◆ What you have to do
Please state how many lines in the records contain the string "Chrome", with no words besides the number.

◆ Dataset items
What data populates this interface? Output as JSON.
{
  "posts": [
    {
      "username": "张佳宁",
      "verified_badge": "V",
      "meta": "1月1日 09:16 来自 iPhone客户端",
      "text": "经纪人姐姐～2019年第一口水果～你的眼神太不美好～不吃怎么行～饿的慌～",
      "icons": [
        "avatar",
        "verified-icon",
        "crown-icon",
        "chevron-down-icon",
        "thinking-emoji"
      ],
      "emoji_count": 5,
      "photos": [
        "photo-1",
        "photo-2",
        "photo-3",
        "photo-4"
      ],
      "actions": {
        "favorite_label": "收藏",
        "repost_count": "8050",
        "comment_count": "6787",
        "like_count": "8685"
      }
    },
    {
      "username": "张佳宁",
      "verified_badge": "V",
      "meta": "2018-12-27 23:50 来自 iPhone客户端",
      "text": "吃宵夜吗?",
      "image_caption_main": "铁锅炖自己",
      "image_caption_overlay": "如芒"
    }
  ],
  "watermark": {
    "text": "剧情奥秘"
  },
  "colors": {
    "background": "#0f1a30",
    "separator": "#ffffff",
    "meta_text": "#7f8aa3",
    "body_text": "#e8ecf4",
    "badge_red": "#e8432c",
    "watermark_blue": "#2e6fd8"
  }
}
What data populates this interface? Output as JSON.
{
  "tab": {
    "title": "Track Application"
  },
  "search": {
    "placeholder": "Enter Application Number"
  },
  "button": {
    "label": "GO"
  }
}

---

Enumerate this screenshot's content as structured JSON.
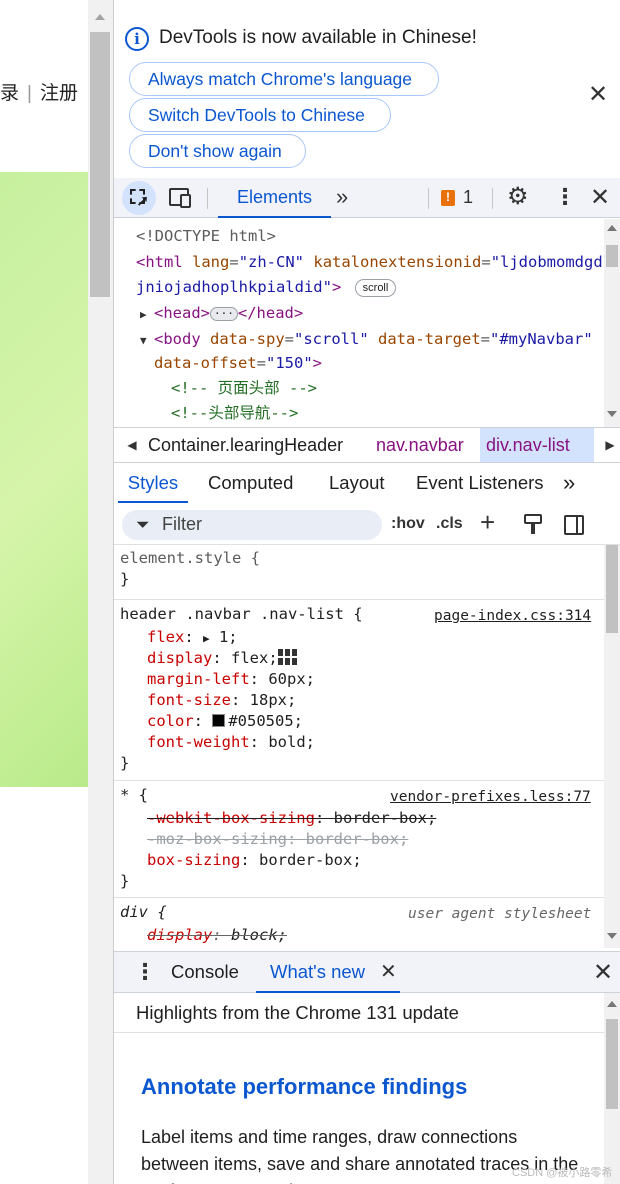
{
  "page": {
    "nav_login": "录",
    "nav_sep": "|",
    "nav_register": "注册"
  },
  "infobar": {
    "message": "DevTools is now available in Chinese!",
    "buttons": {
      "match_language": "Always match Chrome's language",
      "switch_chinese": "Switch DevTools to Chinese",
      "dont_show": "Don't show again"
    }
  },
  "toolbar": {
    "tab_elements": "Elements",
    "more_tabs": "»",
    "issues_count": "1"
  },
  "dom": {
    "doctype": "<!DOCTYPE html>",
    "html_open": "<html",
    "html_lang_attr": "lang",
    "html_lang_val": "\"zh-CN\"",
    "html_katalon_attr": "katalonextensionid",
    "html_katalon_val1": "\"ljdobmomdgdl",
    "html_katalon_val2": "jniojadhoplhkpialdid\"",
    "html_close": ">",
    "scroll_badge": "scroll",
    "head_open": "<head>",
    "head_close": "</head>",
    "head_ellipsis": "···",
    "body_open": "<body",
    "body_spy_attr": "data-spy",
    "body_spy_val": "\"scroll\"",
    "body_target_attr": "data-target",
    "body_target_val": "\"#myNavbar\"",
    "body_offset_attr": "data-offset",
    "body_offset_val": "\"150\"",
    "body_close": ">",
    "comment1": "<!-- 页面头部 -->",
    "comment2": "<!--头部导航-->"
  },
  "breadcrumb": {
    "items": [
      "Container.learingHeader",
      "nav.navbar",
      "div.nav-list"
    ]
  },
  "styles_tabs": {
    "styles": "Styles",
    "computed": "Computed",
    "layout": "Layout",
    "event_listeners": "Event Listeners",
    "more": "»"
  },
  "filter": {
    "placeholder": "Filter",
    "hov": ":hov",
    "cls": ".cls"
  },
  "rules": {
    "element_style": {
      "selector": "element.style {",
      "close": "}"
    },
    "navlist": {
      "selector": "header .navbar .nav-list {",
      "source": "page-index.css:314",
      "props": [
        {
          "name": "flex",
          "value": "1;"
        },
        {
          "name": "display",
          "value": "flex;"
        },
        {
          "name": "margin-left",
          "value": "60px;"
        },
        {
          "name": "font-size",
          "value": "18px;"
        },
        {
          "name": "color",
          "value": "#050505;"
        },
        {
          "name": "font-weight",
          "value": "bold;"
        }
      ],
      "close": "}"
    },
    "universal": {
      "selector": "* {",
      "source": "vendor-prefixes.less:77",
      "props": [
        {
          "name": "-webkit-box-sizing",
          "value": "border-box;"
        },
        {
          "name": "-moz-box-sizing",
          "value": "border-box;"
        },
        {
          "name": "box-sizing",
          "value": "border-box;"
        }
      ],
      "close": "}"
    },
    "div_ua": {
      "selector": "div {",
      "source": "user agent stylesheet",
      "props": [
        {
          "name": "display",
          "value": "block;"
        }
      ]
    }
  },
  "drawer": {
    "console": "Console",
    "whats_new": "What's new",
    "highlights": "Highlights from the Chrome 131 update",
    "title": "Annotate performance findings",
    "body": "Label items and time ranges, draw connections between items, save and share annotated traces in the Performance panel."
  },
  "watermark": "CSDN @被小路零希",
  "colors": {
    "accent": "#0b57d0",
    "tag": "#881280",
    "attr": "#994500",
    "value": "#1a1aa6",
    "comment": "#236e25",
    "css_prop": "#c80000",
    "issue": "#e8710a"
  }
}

...

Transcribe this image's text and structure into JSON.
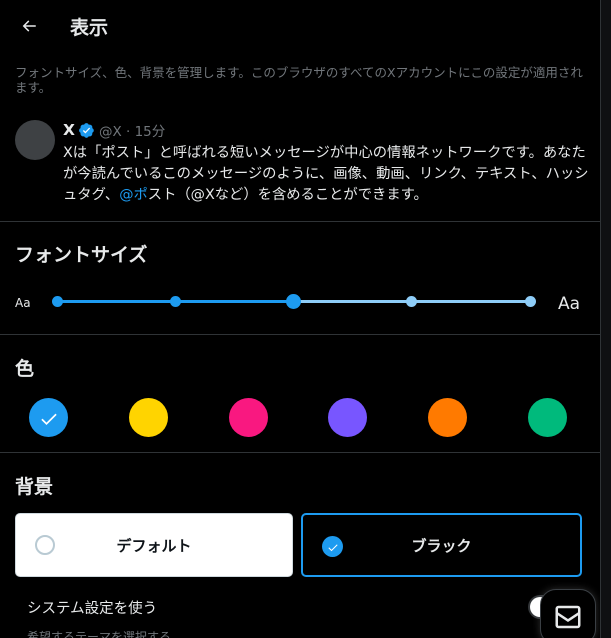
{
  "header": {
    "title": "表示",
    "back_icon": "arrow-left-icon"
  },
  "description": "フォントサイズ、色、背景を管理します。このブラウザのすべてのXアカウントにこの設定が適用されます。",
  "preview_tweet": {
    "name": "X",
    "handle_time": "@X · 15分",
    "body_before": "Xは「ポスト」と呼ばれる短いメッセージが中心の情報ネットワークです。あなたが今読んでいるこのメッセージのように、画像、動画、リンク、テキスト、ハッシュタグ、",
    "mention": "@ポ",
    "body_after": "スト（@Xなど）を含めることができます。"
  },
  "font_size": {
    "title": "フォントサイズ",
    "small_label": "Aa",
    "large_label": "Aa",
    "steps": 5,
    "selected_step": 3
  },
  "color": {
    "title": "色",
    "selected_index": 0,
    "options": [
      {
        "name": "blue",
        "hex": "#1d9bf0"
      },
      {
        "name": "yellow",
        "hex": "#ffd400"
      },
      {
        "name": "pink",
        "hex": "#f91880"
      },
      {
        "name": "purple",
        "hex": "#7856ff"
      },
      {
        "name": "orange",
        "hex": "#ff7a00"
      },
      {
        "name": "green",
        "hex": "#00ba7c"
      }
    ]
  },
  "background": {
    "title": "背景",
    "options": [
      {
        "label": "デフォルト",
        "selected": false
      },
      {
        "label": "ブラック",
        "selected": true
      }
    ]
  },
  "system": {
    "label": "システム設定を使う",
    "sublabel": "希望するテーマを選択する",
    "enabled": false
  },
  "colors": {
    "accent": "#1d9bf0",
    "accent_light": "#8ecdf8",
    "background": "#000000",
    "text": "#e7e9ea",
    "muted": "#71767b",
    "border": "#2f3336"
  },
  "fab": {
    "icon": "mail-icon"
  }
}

◆ Answer to this exercise
2